- _MATERIAL SUPPLIED_

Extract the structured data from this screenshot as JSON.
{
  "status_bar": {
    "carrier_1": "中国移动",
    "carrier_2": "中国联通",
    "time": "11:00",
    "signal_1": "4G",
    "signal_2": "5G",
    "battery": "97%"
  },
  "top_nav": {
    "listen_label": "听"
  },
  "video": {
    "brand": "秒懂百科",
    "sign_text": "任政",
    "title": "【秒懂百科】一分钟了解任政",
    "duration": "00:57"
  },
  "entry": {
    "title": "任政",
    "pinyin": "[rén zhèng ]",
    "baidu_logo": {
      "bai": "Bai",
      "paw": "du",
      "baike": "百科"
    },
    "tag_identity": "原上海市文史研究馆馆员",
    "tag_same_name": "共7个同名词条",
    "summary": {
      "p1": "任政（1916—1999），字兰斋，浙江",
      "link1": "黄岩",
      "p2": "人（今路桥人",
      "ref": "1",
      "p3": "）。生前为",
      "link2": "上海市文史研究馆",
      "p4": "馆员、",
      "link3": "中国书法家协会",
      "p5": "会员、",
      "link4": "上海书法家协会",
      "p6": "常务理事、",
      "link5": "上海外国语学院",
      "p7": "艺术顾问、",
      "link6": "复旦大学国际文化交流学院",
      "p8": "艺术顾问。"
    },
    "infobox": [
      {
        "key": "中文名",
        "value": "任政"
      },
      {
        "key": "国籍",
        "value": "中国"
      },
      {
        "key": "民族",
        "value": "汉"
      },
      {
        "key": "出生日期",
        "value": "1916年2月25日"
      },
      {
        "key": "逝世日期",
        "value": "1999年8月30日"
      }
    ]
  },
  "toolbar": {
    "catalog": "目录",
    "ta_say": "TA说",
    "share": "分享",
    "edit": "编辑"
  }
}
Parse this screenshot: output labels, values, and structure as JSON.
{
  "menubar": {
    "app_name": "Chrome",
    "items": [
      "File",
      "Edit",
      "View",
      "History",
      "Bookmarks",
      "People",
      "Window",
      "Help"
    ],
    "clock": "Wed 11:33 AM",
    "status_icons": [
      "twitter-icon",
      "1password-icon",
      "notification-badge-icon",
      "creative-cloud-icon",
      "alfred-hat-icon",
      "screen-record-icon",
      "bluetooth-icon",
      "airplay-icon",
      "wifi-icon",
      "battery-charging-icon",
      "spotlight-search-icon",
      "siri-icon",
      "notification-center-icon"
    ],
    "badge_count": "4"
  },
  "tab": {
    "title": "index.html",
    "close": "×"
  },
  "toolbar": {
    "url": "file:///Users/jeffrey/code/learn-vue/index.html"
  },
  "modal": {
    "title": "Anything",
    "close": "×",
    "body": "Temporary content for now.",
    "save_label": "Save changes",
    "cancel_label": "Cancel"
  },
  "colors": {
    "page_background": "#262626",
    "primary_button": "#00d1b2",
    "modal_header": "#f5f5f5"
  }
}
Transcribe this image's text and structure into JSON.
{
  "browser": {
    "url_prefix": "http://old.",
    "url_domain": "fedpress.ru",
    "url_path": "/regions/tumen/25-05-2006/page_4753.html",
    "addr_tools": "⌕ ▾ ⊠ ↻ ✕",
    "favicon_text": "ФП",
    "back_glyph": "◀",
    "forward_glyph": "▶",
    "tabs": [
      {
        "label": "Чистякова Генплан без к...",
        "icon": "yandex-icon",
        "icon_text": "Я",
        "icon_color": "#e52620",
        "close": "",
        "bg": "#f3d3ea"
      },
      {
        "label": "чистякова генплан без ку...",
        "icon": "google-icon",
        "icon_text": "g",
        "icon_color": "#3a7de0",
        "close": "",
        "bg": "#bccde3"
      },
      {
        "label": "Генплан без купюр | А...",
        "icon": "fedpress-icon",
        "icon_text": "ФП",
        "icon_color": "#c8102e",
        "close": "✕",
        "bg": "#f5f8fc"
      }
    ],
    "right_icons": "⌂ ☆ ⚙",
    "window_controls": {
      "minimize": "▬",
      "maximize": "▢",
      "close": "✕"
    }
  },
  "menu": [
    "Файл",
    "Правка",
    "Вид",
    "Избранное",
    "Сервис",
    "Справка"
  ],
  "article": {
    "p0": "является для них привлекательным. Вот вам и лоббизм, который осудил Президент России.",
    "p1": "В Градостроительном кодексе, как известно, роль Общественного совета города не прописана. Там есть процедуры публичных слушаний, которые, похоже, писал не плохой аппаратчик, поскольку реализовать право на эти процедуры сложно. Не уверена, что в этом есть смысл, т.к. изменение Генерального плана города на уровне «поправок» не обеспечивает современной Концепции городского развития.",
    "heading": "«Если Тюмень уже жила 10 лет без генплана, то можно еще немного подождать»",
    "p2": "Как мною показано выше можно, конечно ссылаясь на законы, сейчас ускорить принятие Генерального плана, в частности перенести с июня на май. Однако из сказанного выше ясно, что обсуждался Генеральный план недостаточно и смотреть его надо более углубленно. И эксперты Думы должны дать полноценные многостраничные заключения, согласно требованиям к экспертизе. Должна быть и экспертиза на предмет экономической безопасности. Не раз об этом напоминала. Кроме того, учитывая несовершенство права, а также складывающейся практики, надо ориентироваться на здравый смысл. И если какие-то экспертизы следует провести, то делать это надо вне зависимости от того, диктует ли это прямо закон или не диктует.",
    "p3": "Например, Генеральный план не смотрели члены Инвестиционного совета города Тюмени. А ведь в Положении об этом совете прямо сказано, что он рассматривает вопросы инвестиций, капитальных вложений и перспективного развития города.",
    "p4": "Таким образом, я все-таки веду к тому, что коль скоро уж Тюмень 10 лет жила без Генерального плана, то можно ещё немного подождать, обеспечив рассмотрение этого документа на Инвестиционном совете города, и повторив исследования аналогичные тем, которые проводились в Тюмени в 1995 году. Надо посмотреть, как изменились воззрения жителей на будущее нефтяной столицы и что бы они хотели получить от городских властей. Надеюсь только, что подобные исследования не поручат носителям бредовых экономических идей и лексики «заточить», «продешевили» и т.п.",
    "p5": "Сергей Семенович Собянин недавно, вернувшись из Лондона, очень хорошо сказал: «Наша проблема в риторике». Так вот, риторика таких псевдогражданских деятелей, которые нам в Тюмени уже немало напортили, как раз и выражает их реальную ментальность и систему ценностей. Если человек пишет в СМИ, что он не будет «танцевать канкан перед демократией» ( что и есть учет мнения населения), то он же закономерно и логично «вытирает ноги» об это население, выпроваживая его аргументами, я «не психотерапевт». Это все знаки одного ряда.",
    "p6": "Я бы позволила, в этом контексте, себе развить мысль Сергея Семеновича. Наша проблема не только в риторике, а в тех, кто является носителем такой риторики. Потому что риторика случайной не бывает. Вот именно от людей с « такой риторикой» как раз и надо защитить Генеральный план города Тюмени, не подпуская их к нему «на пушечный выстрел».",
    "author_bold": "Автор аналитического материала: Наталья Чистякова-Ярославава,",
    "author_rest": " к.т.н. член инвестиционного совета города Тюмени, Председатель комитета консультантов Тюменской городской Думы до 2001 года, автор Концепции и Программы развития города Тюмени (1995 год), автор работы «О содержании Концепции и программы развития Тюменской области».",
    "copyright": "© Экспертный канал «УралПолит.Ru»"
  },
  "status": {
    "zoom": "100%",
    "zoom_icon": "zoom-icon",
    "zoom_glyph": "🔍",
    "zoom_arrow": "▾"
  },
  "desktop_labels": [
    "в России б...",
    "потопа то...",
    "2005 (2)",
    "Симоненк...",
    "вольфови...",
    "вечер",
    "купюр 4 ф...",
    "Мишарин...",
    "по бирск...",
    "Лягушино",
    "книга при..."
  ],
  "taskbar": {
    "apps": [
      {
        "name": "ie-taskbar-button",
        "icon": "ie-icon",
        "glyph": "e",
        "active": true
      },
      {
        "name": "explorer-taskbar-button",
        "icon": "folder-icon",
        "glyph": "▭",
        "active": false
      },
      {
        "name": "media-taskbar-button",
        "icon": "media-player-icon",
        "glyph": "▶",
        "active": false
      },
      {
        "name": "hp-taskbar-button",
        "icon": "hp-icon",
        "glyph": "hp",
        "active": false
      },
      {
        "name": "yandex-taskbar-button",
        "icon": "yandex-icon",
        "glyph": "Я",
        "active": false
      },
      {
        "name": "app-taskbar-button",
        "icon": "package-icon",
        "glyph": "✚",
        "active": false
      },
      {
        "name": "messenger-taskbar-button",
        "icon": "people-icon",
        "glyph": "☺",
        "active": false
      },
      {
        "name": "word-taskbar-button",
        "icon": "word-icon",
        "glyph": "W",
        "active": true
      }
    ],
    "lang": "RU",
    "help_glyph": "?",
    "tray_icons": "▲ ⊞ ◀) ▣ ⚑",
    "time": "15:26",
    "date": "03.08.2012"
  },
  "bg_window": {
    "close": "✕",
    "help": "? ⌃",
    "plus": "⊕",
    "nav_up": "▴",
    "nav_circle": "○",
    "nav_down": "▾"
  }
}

- _STATED TASK_
Locate the word "JSON" in the entries, and copy every line where it is found.

- _EXERCISE ANSWER_
Extract the structured data from this screenshot as JSON.
Parse this screenshot: output labels, values, and structure as JSON.
Transcribe this image's text and structure into JSON.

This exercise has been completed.